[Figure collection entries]
* start *

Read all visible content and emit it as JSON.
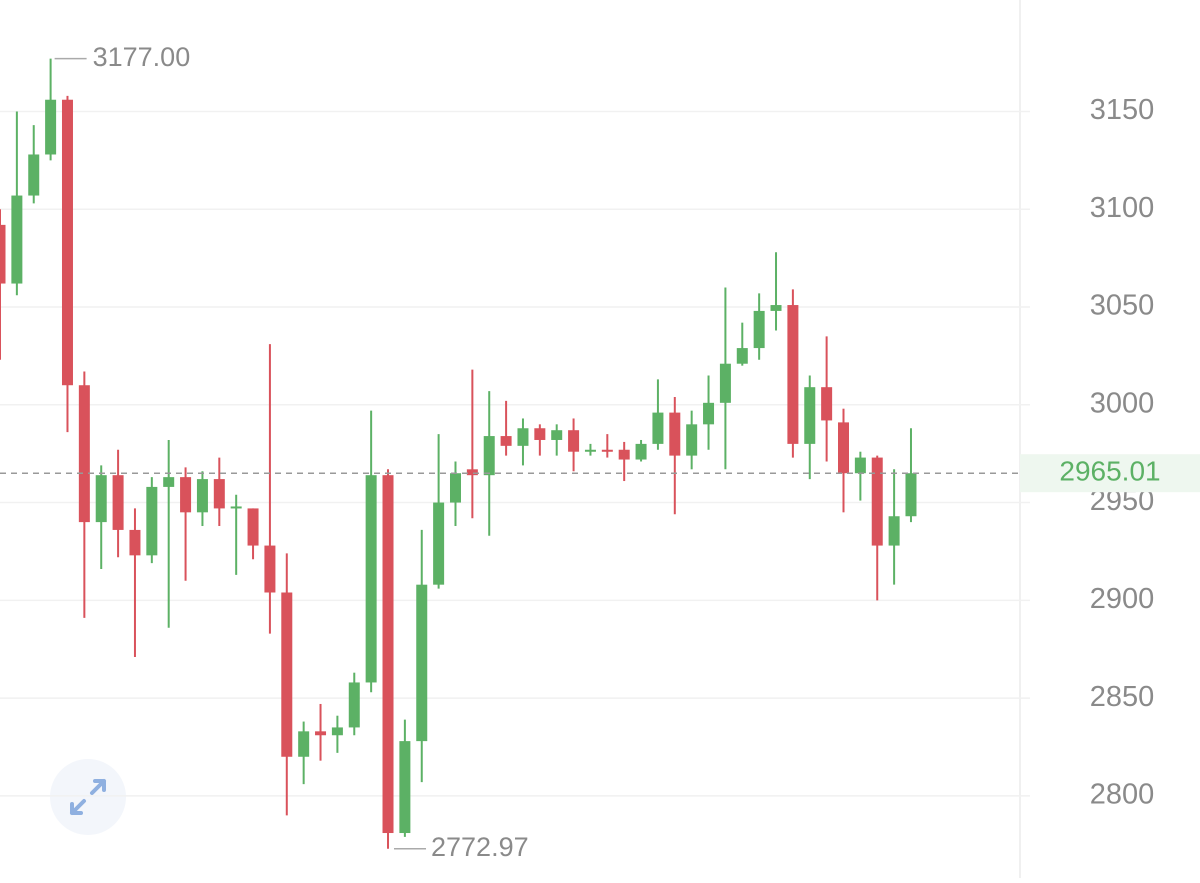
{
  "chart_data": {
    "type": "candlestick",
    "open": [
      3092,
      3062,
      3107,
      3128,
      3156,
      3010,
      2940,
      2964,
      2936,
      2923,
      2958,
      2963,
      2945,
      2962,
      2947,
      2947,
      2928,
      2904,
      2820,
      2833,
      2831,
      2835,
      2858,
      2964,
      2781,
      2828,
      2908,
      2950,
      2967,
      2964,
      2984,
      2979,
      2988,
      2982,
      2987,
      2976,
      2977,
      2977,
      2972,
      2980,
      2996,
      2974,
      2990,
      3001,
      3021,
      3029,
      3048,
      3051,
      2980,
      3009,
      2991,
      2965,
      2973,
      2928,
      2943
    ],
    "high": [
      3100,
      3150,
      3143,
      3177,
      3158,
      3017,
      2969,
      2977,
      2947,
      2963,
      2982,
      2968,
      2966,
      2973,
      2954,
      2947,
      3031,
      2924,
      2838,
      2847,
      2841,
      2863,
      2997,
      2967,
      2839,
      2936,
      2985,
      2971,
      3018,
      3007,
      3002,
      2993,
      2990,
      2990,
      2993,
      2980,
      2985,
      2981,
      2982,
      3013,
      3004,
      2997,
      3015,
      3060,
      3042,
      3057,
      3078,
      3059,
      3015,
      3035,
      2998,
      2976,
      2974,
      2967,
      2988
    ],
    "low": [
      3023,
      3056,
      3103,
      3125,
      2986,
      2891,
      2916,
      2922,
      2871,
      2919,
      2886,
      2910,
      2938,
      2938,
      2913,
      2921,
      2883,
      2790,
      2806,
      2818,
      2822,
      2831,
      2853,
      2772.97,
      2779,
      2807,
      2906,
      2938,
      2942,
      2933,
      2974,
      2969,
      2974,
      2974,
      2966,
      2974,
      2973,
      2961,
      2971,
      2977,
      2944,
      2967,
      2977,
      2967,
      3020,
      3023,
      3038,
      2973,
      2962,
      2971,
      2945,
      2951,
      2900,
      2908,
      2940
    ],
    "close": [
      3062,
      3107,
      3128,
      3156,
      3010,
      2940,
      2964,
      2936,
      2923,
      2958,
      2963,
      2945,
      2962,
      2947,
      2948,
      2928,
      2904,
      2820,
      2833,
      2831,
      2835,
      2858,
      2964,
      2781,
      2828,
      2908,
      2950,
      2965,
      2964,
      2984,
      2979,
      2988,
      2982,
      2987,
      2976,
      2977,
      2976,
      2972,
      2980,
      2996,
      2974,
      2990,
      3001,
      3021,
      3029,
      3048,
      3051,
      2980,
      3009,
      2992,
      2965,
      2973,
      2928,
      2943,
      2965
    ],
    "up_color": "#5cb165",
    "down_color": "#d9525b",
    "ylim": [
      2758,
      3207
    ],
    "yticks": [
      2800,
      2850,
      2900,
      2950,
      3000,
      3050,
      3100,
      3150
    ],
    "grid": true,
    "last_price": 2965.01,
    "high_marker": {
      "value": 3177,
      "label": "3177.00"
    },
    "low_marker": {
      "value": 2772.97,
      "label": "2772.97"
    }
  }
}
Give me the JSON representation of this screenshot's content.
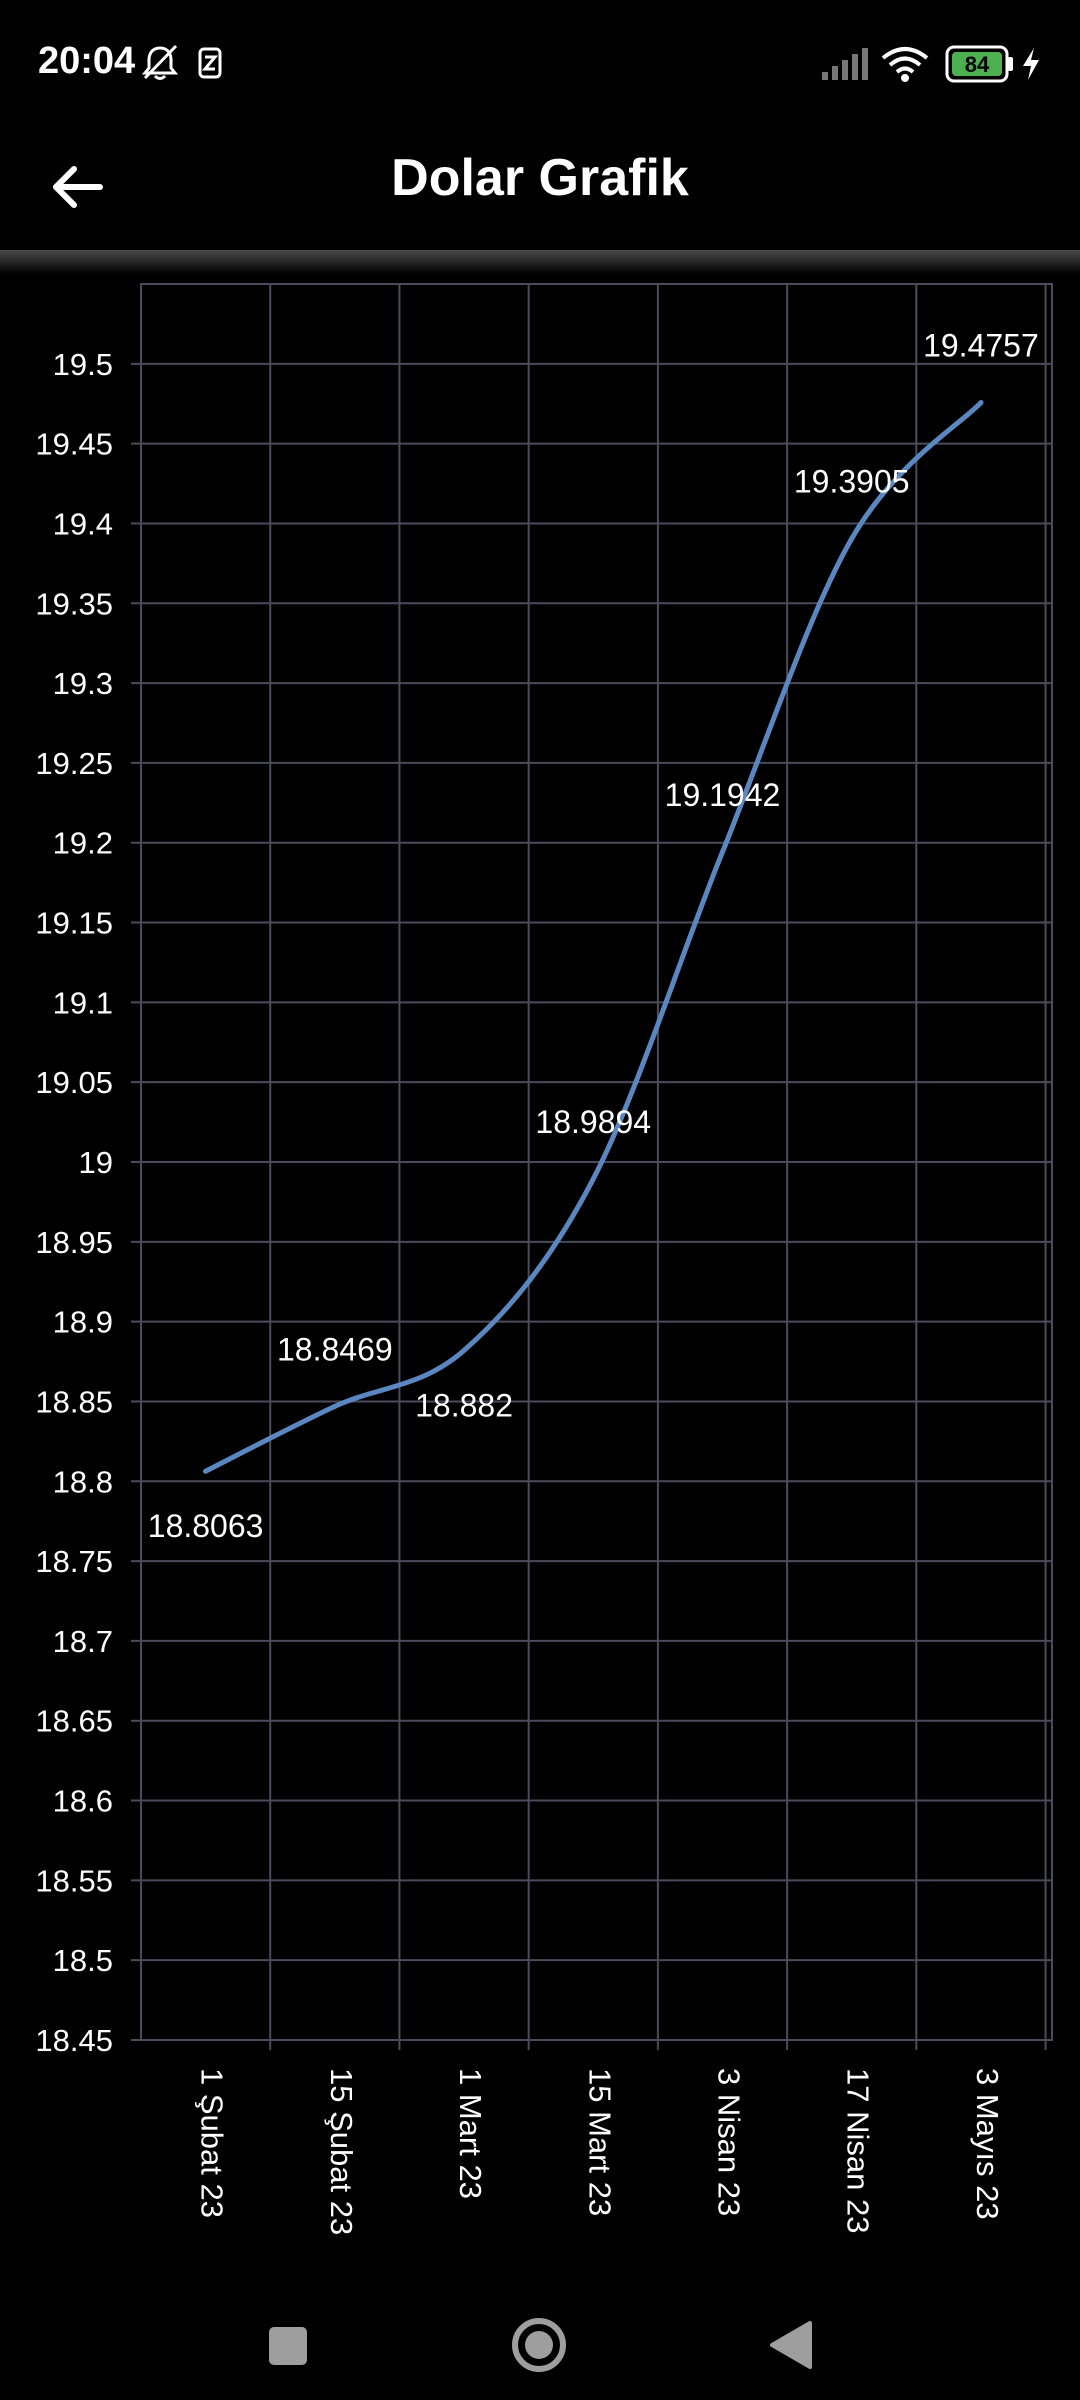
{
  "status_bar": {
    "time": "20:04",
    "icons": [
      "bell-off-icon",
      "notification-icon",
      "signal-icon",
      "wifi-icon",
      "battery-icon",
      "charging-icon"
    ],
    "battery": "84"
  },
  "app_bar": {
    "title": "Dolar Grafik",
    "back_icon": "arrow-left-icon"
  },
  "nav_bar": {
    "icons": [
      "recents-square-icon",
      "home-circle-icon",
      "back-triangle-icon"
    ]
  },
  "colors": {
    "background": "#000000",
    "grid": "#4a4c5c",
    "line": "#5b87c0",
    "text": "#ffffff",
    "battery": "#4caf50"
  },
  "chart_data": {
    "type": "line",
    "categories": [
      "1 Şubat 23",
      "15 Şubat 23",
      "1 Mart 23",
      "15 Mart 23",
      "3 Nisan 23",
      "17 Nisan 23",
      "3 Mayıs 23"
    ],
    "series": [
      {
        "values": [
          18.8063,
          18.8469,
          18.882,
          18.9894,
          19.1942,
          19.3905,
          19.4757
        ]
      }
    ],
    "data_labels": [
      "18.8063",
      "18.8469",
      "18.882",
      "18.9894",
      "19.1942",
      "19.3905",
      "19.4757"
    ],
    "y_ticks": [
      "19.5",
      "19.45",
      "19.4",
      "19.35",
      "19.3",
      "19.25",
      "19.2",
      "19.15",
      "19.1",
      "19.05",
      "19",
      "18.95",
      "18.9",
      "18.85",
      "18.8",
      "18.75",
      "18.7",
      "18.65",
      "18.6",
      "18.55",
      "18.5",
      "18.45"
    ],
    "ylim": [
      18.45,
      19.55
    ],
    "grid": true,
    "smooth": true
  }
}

* end *

- [Task description]: Copy out all the data without changing anything, and drop the pictures.

- [Exercise answer]:
Read all visible content and emit it as JSON.
{
  "chart_data": {
    "type": "candlestick",
    "open": [
      3092,
      3062,
      3107,
      3128,
      3156,
      3010,
      2940,
      2964,
      2936,
      2923,
      2958,
      2963,
      2945,
      2962,
      2947,
      2947,
      2928,
      2904,
      2820,
      2833,
      2831,
      2835,
      2858,
      2964,
      2781,
      2828,
      2908,
      2950,
      2967,
      2964,
      2984,
      2979,
      2988,
      2982,
      2987,
      2976,
      2977,
      2977,
      2972,
      2980,
      2996,
      2974,
      2990,
      3001,
      3021,
      3029,
      3048,
      3051,
      2980,
      3009,
      2991,
      2965,
      2973,
      2928,
      2943
    ],
    "high": [
      3100,
      3150,
      3143,
      3177,
      3158,
      3017,
      2969,
      2977,
      2947,
      2963,
      2982,
      2968,
      2966,
      2973,
      2954,
      2947,
      3031,
      2924,
      2838,
      2847,
      2841,
      2863,
      2997,
      2967,
      2839,
      2936,
      2985,
      2971,
      3018,
      3007,
      3002,
      2993,
      2990,
      2990,
      2993,
      2980,
      2985,
      2981,
      2982,
      3013,
      3004,
      2997,
      3015,
      3060,
      3042,
      3057,
      3078,
      3059,
      3015,
      3035,
      2998,
      2976,
      2974,
      2967,
      2988
    ],
    "low": [
      3023,
      3056,
      3103,
      3125,
      2986,
      2891,
      2916,
      2922,
      2871,
      2919,
      2886,
      2910,
      2938,
      2938,
      2913,
      2921,
      2883,
      2790,
      2806,
      2818,
      2822,
      2831,
      2853,
      2772.97,
      2779,
      2807,
      2906,
      2938,
      2942,
      2933,
      2974,
      2969,
      2974,
      2974,
      2966,
      2974,
      2973,
      2961,
      2971,
      2977,
      2944,
      2967,
      2977,
      2967,
      3020,
      3023,
      3038,
      2973,
      2962,
      2971,
      2945,
      2951,
      2900,
      2908,
      2940
    ],
    "close": [
      3062,
      3107,
      3128,
      3156,
      3010,
      2940,
      2964,
      2936,
      2923,
      2958,
      2963,
      2945,
      2962,
      2947,
      2948,
      2928,
      2904,
      2820,
      2833,
      2831,
      2835,
      2858,
      2964,
      2781,
      2828,
      2908,
      2950,
      2965,
      2964,
      2984,
      2979,
      2988,
      2982,
      2987,
      2976,
      2977,
      2976,
      2972,
      2980,
      2996,
      2974,
      2990,
      3001,
      3021,
      3029,
      3048,
      3051,
      2980,
      3009,
      2992,
      2965,
      2973,
      2928,
      2943,
      2965
    ],
    "up_color": "#5cb165",
    "down_color": "#d9525b",
    "ylim": [
      2758,
      3207
    ],
    "yticks": [
      2800,
      2850,
      2900,
      2950,
      3000,
      3050,
      3100,
      3150
    ],
    "grid": true,
    "last_price": 2965.01,
    "high_marker": {
      "value": 3177,
      "label": "3177.00"
    },
    "low_marker": {
      "value": 2772.97,
      "label": "2772.97"
    }
  }
}
Give me the JSON representation of this screenshot's content.
{
  "status_bar": {
    "time": "20:04",
    "icons": [
      "bell-off-icon",
      "notification-icon",
      "signal-icon",
      "wifi-icon",
      "battery-icon",
      "charging-icon"
    ],
    "battery": "84"
  },
  "app_bar": {
    "title": "Dolar Grafik",
    "back_icon": "arrow-left-icon"
  },
  "nav_bar": {
    "icons": [
      "recents-square-icon",
      "home-circle-icon",
      "back-triangle-icon"
    ]
  },
  "colors": {
    "background": "#000000",
    "grid": "#4a4c5c",
    "line": "#5b87c0",
    "text": "#ffffff",
    "battery": "#4caf50"
  },
  "chart_data": {
    "type": "line",
    "categories": [
      "1 Şubat 23",
      "15 Şubat 23",
      "1 Mart 23",
      "15 Mart 23",
      "3 Nisan 23",
      "17 Nisan 23",
      "3 Mayıs 23"
    ],
    "series": [
      {
        "values": [
          18.8063,
          18.8469,
          18.882,
          18.9894,
          19.1942,
          19.3905,
          19.4757
        ]
      }
    ],
    "data_labels": [
      "18.8063",
      "18.8469",
      "18.882",
      "18.9894",
      "19.1942",
      "19.3905",
      "19.4757"
    ],
    "y_ticks": [
      "19.5",
      "19.45",
      "19.4",
      "19.35",
      "19.3",
      "19.25",
      "19.2",
      "19.15",
      "19.1",
      "19.05",
      "19",
      "18.95",
      "18.9",
      "18.85",
      "18.8",
      "18.75",
      "18.7",
      "18.65",
      "18.6",
      "18.55",
      "18.5",
      "18.45"
    ],
    "ylim": [
      18.45,
      19.55
    ],
    "grid": true,
    "smooth": true
  }
}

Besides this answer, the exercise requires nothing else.